■ Given exercise
Write each line out again exactly as written.

# start of Working data

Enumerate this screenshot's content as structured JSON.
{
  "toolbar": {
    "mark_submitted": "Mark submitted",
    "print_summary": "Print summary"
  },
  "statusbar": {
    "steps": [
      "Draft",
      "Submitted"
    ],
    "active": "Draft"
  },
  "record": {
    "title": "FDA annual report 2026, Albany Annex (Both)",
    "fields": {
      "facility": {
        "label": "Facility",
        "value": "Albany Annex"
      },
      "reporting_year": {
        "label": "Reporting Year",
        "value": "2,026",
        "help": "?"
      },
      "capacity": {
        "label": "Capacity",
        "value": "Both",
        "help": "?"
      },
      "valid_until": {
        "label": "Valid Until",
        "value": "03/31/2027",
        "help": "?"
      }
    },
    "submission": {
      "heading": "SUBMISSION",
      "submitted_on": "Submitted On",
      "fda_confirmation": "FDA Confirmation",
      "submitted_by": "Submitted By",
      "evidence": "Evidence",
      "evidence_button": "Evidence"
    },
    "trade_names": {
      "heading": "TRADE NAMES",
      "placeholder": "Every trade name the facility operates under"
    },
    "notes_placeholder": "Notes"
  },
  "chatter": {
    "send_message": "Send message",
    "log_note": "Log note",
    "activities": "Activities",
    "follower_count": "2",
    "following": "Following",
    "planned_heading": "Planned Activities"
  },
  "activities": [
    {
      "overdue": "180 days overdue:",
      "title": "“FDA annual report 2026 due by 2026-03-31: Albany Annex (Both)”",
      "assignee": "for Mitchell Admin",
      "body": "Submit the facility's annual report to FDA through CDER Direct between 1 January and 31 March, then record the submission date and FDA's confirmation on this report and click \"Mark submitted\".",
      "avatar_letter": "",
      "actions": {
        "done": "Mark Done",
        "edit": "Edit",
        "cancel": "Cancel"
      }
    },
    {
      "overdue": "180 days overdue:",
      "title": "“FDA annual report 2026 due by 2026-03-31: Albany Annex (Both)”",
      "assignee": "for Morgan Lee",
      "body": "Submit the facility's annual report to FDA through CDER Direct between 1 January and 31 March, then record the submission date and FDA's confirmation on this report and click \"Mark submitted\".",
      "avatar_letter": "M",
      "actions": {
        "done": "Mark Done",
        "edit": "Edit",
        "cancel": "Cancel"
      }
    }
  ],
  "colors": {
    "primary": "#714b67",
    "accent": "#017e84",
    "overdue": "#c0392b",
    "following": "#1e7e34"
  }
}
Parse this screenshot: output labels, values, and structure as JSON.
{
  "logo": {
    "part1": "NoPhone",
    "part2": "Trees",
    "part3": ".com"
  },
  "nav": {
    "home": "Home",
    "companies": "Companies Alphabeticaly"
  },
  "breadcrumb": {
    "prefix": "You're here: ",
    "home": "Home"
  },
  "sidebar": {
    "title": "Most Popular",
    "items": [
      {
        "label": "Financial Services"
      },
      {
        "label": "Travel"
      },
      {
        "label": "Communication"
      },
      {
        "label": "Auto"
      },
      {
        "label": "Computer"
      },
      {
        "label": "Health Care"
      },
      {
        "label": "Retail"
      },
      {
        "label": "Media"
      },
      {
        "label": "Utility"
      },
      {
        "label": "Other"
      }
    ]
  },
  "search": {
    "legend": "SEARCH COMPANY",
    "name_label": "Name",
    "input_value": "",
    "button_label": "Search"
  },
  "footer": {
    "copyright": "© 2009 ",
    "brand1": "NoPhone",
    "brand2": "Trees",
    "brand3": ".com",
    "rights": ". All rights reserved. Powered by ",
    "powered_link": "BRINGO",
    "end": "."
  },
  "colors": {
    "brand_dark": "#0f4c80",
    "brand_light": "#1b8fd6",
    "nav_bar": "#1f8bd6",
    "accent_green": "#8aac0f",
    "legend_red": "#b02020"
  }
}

# end of Working data

■ The answer
Enumerate this screenshot's content as structured JSON.
{
  "toolbar": {
    "mark_submitted": "Mark submitted",
    "print_summary": "Print summary"
  },
  "statusbar": {
    "steps": [
      "Draft",
      "Submitted"
    ],
    "active": "Draft"
  },
  "record": {
    "title": "FDA annual report 2026, Albany Annex (Both)",
    "fields": {
      "facility": {
        "label": "Facility",
        "value": "Albany Annex"
      },
      "reporting_year": {
        "label": "Reporting Year",
        "value": "2,026",
        "help": "?"
      },
      "capacity": {
        "label": "Capacity",
        "value": "Both",
        "help": "?"
      },
      "valid_until": {
        "label": "Valid Until",
        "value": "03/31/2027",
        "help": "?"
      }
    },
    "submission": {
      "heading": "SUBMISSION",
      "submitted_on": "Submitted On",
      "fda_confirmation": "FDA Confirmation",
      "submitted_by": "Submitted By",
      "evidence": "Evidence",
      "evidence_button": "Evidence"
    },
    "trade_names": {
      "heading": "TRADE NAMES",
      "placeholder": "Every trade name the facility operates under"
    },
    "notes_placeholder": "Notes"
  },
  "chatter": {
    "send_message": "Send message",
    "log_note": "Log note",
    "activities": "Activities",
    "follower_count": "2",
    "following": "Following",
    "planned_heading": "Planned Activities"
  },
  "activities": [
    {
      "overdue": "180 days overdue:",
      "title": "“FDA annual report 2026 due by 2026-03-31: Albany Annex (Both)”",
      "assignee": "for Mitchell Admin",
      "body": "Submit the facility's annual report to FDA through CDER Direct between 1 January and 31 March, then record the submission date and FDA's confirmation on this report and click \"Mark submitted\".",
      "avatar_letter": "",
      "actions": {
        "done": "Mark Done",
        "edit": "Edit",
        "cancel": "Cancel"
      }
    },
    {
      "overdue": "180 days overdue:",
      "title": "“FDA annual report 2026 due by 2026-03-31: Albany Annex (Both)”",
      "assignee": "for Morgan Lee",
      "body": "Submit the facility's annual report to FDA through CDER Direct between 1 January and 31 March, then record the submission date and FDA's confirmation on this report and click \"Mark submitted\".",
      "avatar_letter": "M",
      "actions": {
        "done": "Mark Done",
        "edit": "Edit",
        "cancel": "Cancel"
      }
    }
  ],
  "colors": {
    "primary": "#714b67",
    "accent": "#017e84",
    "overdue": "#c0392b",
    "following": "#1e7e34"
  }
}
Parse this screenshot: output labels, values, and structure as JSON.
{
  "logo": {
    "part1": "NoPhone",
    "part2": "Trees",
    "part3": ".com"
  },
  "nav": {
    "home": "Home",
    "companies": "Companies Alphabeticaly"
  },
  "breadcrumb": {
    "prefix": "You're here: ",
    "home": "Home"
  },
  "sidebar": {
    "title": "Most Popular",
    "items": [
      {
        "label": "Financial Services"
      },
      {
        "label": "Travel"
      },
      {
        "label": "Communication"
      },
      {
        "label": "Auto"
      },
      {
        "label": "Computer"
      },
      {
        "label": "Health Care"
      },
      {
        "label": "Retail"
      },
      {
        "label": "Media"
      },
      {
        "label": "Utility"
      },
      {
        "label": "Other"
      }
    ]
  },
  "search": {
    "legend": "SEARCH COMPANY",
    "name_label": "Name",
    "input_value": "",
    "button_label": "Search"
  },
  "footer": {
    "copyright": "© 2009 ",
    "brand1": "NoPhone",
    "brand2": "Trees",
    "brand3": ".com",
    "rights": ". All rights reserved. Powered by ",
    "powered_link": "BRINGO",
    "end": "."
  },
  "colors": {
    "brand_dark": "#0f4c80",
    "brand_light": "#1b8fd6",
    "nav_bar": "#1f8bd6",
    "accent_green": "#8aac0f",
    "legend_red": "#b02020"
  }
}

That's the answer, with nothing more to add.